## Written instruction
Without omitting anything, retype the data that follows.

## Records for processing
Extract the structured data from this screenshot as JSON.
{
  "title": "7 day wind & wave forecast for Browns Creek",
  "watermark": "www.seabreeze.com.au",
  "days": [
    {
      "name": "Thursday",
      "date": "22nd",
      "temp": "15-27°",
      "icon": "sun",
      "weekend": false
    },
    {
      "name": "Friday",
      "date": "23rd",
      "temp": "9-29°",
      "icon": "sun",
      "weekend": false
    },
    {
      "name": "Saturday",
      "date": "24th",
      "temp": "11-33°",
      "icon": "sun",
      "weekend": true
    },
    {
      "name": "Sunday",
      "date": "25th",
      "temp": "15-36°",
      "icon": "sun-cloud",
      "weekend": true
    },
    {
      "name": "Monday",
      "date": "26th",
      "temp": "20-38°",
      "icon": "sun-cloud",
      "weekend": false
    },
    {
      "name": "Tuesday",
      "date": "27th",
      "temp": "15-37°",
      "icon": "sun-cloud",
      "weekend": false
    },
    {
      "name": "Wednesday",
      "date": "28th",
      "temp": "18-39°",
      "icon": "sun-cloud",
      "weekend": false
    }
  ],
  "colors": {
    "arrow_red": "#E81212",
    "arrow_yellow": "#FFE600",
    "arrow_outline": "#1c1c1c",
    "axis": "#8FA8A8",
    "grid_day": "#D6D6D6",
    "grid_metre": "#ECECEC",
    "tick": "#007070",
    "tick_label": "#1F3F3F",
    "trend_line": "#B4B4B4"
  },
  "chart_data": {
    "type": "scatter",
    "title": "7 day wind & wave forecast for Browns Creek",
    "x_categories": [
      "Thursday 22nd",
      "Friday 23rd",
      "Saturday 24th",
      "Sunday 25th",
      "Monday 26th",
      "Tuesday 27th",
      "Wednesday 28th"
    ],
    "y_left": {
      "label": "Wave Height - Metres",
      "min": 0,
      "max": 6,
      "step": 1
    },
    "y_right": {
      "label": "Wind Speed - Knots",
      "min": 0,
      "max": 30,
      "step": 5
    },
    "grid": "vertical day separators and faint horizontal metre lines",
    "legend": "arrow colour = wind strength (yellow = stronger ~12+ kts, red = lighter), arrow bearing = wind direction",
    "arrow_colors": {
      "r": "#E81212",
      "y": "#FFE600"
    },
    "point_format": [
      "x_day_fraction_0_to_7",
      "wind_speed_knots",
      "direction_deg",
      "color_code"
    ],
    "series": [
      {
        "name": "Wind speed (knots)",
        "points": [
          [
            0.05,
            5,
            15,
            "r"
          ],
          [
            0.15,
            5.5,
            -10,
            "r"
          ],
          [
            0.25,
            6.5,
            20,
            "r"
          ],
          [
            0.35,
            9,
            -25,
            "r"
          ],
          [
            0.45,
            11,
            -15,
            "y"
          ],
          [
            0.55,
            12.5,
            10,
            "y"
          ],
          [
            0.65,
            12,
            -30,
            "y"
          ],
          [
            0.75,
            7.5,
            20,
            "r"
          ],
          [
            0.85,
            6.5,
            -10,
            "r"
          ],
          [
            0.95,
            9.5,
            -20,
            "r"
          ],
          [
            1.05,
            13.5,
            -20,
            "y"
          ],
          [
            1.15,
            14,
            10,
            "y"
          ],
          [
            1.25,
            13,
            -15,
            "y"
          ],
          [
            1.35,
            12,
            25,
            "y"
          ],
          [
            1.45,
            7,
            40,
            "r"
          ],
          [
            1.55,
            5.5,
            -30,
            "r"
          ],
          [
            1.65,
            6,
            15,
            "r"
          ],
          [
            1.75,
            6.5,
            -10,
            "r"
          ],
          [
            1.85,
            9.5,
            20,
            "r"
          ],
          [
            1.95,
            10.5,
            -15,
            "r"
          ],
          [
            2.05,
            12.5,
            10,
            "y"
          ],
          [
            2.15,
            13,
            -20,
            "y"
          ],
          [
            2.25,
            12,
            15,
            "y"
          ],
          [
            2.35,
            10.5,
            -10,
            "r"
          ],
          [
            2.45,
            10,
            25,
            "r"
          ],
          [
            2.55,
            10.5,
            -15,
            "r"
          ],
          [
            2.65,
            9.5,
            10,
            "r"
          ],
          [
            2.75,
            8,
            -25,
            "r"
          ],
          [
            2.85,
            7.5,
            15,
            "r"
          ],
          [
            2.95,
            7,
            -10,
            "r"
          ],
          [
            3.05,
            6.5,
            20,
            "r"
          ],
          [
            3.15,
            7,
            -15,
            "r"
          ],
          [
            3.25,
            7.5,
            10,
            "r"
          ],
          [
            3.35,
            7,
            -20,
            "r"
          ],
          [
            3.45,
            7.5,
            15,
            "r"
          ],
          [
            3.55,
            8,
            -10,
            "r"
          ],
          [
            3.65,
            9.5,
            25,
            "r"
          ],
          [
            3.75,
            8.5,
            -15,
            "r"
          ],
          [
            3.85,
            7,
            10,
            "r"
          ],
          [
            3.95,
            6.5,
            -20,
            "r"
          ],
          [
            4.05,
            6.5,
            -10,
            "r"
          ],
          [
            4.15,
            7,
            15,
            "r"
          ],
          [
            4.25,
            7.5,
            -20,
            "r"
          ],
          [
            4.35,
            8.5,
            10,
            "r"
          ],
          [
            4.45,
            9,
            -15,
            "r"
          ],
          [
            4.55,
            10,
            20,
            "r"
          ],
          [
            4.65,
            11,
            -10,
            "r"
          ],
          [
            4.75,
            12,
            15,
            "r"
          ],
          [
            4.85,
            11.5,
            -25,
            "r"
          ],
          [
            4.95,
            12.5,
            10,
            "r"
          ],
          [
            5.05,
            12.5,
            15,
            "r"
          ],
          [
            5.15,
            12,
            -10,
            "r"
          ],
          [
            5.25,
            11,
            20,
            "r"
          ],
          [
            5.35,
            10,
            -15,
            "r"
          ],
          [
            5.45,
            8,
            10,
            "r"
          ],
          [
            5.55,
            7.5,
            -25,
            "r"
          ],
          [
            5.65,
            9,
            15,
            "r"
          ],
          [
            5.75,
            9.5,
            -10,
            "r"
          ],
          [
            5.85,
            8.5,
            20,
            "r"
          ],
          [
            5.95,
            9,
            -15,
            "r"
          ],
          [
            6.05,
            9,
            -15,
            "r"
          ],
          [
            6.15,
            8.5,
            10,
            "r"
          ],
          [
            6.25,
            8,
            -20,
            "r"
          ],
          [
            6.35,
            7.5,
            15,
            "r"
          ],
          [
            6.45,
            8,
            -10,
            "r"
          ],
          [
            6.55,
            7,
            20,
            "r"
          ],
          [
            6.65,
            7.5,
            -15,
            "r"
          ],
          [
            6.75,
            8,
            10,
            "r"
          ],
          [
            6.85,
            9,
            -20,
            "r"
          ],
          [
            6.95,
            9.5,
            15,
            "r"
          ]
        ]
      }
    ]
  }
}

## Output below
Extract the structured data from this screenshot as JSON.
{
  "title": "7 day wind & wave forecast for Browns Creek",
  "watermark": "www.seabreeze.com.au",
  "days": [
    {
      "name": "Thursday",
      "date": "22nd",
      "temp": "15-27°",
      "icon": "sun",
      "weekend": false
    },
    {
      "name": "Friday",
      "date": "23rd",
      "temp": "9-29°",
      "icon": "sun",
      "weekend": false
    },
    {
      "name": "Saturday",
      "date": "24th",
      "temp": "11-33°",
      "icon": "sun",
      "weekend": true
    },
    {
      "name": "Sunday",
      "date": "25th",
      "temp": "15-36°",
      "icon": "sun-cloud",
      "weekend": true
    },
    {
      "name": "Monday",
      "date": "26th",
      "temp": "20-38°",
      "icon": "sun-cloud",
      "weekend": false
    },
    {
      "name": "Tuesday",
      "date": "27th",
      "temp": "15-37°",
      "icon": "sun-cloud",
      "weekend": false
    },
    {
      "name": "Wednesday",
      "date": "28th",
      "temp": "18-39°",
      "icon": "sun-cloud",
      "weekend": false
    }
  ],
  "colors": {
    "arrow_red": "#E81212",
    "arrow_yellow": "#FFE600",
    "arrow_outline": "#1c1c1c",
    "axis": "#8FA8A8",
    "grid_day": "#D6D6D6",
    "grid_metre": "#ECECEC",
    "tick": "#007070",
    "tick_label": "#1F3F3F",
    "trend_line": "#B4B4B4"
  },
  "chart_data": {
    "type": "scatter",
    "title": "7 day wind & wave forecast for Browns Creek",
    "x_categories": [
      "Thursday 22nd",
      "Friday 23rd",
      "Saturday 24th",
      "Sunday 25th",
      "Monday 26th",
      "Tuesday 27th",
      "Wednesday 28th"
    ],
    "y_left": {
      "label": "Wave Height - Metres",
      "min": 0,
      "max": 6,
      "step": 1
    },
    "y_right": {
      "label": "Wind Speed - Knots",
      "min": 0,
      "max": 30,
      "step": 5
    },
    "grid": "vertical day separators and faint horizontal metre lines",
    "legend": "arrow colour = wind strength (yellow = stronger ~12+ kts, red = lighter), arrow bearing = wind direction",
    "arrow_colors": {
      "r": "#E81212",
      "y": "#FFE600"
    },
    "point_format": [
      "x_day_fraction_0_to_7",
      "wind_speed_knots",
      "direction_deg",
      "color_code"
    ],
    "series": [
      {
        "name": "Wind speed (knots)",
        "points": [
          [
            0.05,
            5,
            15,
            "r"
          ],
          [
            0.15,
            5.5,
            -10,
            "r"
          ],
          [
            0.25,
            6.5,
            20,
            "r"
          ],
          [
            0.35,
            9,
            -25,
            "r"
          ],
          [
            0.45,
            11,
            -15,
            "y"
          ],
          [
            0.55,
            12.5,
            10,
            "y"
          ],
          [
            0.65,
            12,
            -30,
            "y"
          ],
          [
            0.75,
            7.5,
            20,
            "r"
          ],
          [
            0.85,
            6.5,
            -10,
            "r"
          ],
          [
            0.95,
            9.5,
            -20,
            "r"
          ],
          [
            1.05,
            13.5,
            -20,
            "y"
          ],
          [
            1.15,
            14,
            10,
            "y"
          ],
          [
            1.25,
            13,
            -15,
            "y"
          ],
          [
            1.35,
            12,
            25,
            "y"
          ],
          [
            1.45,
            7,
            40,
            "r"
          ],
          [
            1.55,
            5.5,
            -30,
            "r"
          ],
          [
            1.65,
            6,
            15,
            "r"
          ],
          [
            1.75,
            6.5,
            -10,
            "r"
          ],
          [
            1.85,
            9.5,
            20,
            "r"
          ],
          [
            1.95,
            10.5,
            -15,
            "r"
          ],
          [
            2.05,
            12.5,
            10,
            "y"
          ],
          [
            2.15,
            13,
            -20,
            "y"
          ],
          [
            2.25,
            12,
            15,
            "y"
          ],
          [
            2.35,
            10.5,
            -10,
            "r"
          ],
          [
            2.45,
            10,
            25,
            "r"
          ],
          [
            2.55,
            10.5,
            -15,
            "r"
          ],
          [
            2.65,
            9.5,
            10,
            "r"
          ],
          [
            2.75,
            8,
            -25,
            "r"
          ],
          [
            2.85,
            7.5,
            15,
            "r"
          ],
          [
            2.95,
            7,
            -10,
            "r"
          ],
          [
            3.05,
            6.5,
            20,
            "r"
          ],
          [
            3.15,
            7,
            -15,
            "r"
          ],
          [
            3.25,
            7.5,
            10,
            "r"
          ],
          [
            3.35,
            7,
            -20,
            "r"
          ],
          [
            3.45,
            7.5,
            15,
            "r"
          ],
          [
            3.55,
            8,
            -10,
            "r"
          ],
          [
            3.65,
            9.5,
            25,
            "r"
          ],
          [
            3.75,
            8.5,
            -15,
            "r"
          ],
          [
            3.85,
            7,
            10,
            "r"
          ],
          [
            3.95,
            6.5,
            -20,
            "r"
          ],
          [
            4.05,
            6.5,
            -10,
            "r"
          ],
          [
            4.15,
            7,
            15,
            "r"
          ],
          [
            4.25,
            7.5,
            -20,
            "r"
          ],
          [
            4.35,
            8.5,
            10,
            "r"
          ],
          [
            4.45,
            9,
            -15,
            "r"
          ],
          [
            4.55,
            10,
            20,
            "r"
          ],
          [
            4.65,
            11,
            -10,
            "r"
          ],
          [
            4.75,
            12,
            15,
            "r"
          ],
          [
            4.85,
            11.5,
            -25,
            "r"
          ],
          [
            4.95,
            12.5,
            10,
            "r"
          ],
          [
            5.05,
            12.5,
            15,
            "r"
          ],
          [
            5.15,
            12,
            -10,
            "r"
          ],
          [
            5.25,
            11,
            20,
            "r"
          ],
          [
            5.35,
            10,
            -15,
            "r"
          ],
          [
            5.45,
            8,
            10,
            "r"
          ],
          [
            5.55,
            7.5,
            -25,
            "r"
          ],
          [
            5.65,
            9,
            15,
            "r"
          ],
          [
            5.75,
            9.5,
            -10,
            "r"
          ],
          [
            5.85,
            8.5,
            20,
            "r"
          ],
          [
            5.95,
            9,
            -15,
            "r"
          ],
          [
            6.05,
            9,
            -15,
            "r"
          ],
          [
            6.15,
            8.5,
            10,
            "r"
          ],
          [
            6.25,
            8,
            -20,
            "r"
          ],
          [
            6.35,
            7.5,
            15,
            "r"
          ],
          [
            6.45,
            8,
            -10,
            "r"
          ],
          [
            6.55,
            7,
            20,
            "r"
          ],
          [
            6.65,
            7.5,
            -15,
            "r"
          ],
          [
            6.75,
            8,
            10,
            "r"
          ],
          [
            6.85,
            9,
            -20,
            "r"
          ],
          [
            6.95,
            9.5,
            15,
            "r"
          ]
        ]
      }
    ]
  }
}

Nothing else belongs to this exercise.